■ **Recorded information**
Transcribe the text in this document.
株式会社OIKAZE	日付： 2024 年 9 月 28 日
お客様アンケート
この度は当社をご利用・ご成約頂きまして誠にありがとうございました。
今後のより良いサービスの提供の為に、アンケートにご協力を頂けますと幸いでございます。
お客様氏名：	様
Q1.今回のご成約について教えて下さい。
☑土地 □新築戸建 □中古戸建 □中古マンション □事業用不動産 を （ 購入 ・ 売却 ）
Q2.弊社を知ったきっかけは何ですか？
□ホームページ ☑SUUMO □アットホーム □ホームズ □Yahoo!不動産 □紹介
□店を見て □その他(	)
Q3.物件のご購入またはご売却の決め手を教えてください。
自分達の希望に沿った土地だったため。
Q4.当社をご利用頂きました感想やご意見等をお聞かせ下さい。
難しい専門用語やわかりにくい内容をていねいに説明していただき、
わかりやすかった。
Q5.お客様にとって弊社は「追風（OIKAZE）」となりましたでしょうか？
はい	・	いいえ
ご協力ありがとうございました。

---

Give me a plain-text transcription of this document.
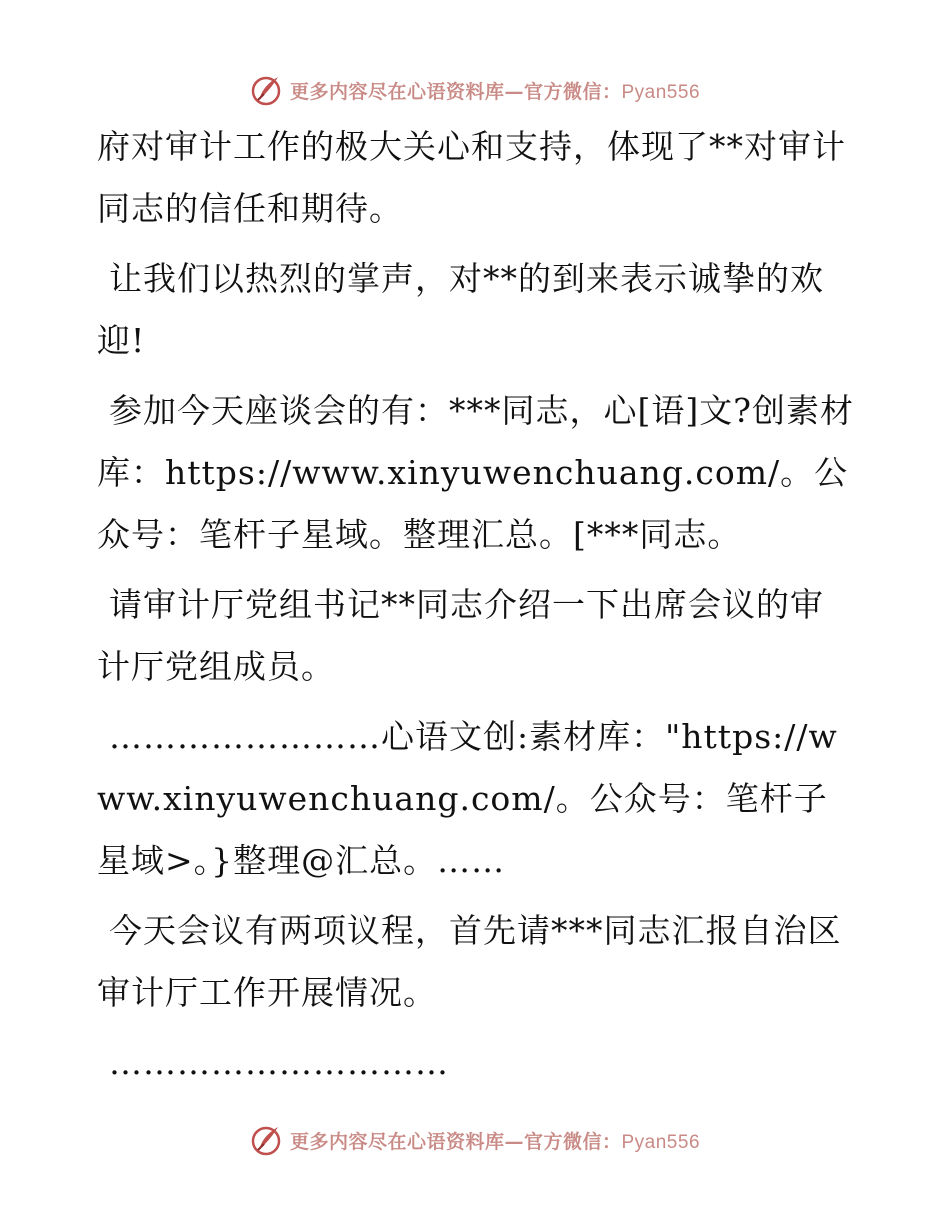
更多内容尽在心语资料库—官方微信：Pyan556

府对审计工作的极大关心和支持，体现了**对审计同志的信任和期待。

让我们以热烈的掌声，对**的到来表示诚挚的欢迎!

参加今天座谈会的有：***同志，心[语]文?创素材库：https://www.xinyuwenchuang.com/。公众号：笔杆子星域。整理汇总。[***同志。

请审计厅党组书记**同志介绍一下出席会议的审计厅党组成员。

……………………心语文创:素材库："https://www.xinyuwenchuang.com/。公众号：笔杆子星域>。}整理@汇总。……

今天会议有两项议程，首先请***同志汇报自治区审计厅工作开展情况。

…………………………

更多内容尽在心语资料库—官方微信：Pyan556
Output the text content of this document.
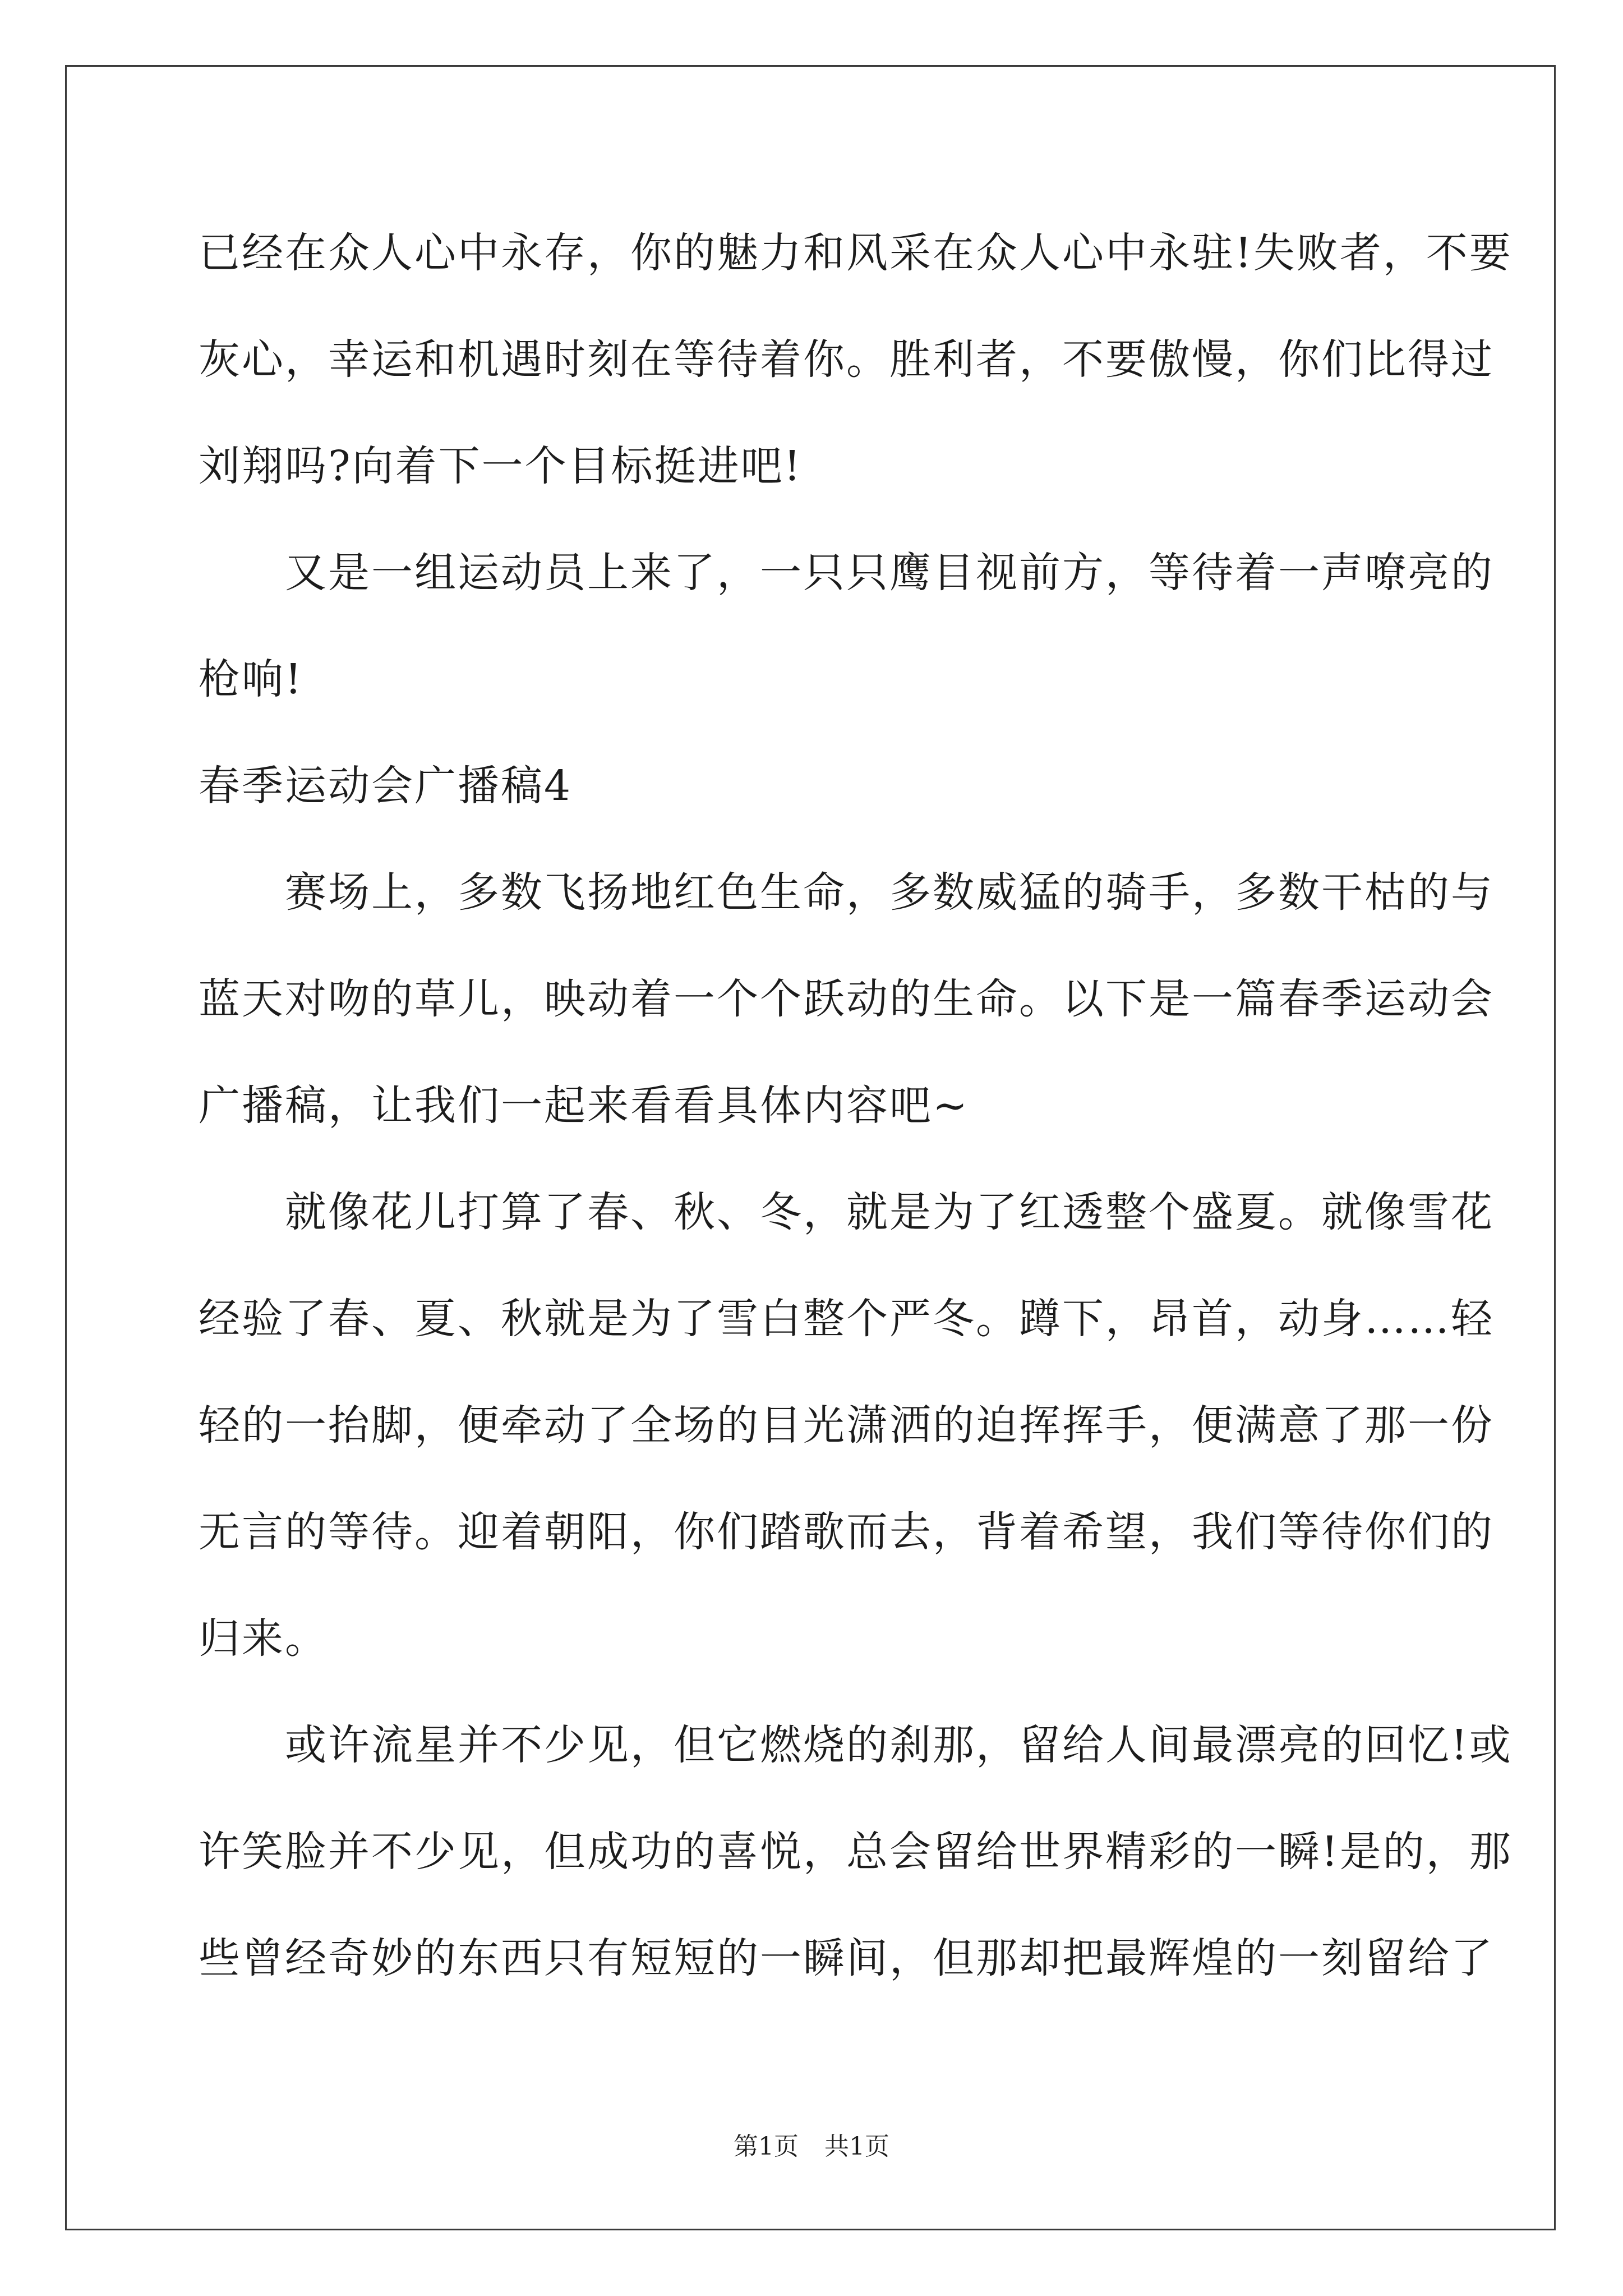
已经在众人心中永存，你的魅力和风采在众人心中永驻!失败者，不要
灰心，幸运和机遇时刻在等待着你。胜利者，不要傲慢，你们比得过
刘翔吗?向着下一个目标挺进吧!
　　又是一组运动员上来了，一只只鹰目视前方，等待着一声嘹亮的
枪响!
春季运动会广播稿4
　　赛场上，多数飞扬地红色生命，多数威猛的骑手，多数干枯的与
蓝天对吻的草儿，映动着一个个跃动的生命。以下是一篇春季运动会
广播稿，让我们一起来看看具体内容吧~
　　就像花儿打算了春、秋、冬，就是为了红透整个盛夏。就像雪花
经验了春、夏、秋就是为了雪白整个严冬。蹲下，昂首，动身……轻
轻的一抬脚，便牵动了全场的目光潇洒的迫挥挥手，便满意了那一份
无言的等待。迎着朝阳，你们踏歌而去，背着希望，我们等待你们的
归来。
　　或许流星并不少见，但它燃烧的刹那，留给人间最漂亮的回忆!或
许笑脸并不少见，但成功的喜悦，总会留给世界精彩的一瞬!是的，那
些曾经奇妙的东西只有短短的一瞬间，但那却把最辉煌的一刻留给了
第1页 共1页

■ **Written request**
Show every line from the listing above in which the string "笔杆子星域" appears.

■ **Result of this exercise**
参加今天座谈会的有：***同志，心[语]文?创素材库：https://www.xinyuwenchuang.com/。公众号：笔杆子星域。整理汇总。[***同志。
……………………心语文创:素材库："https://www.xinyuwenchuang.com/。公众号：笔杆子星域>。}整理@汇总。……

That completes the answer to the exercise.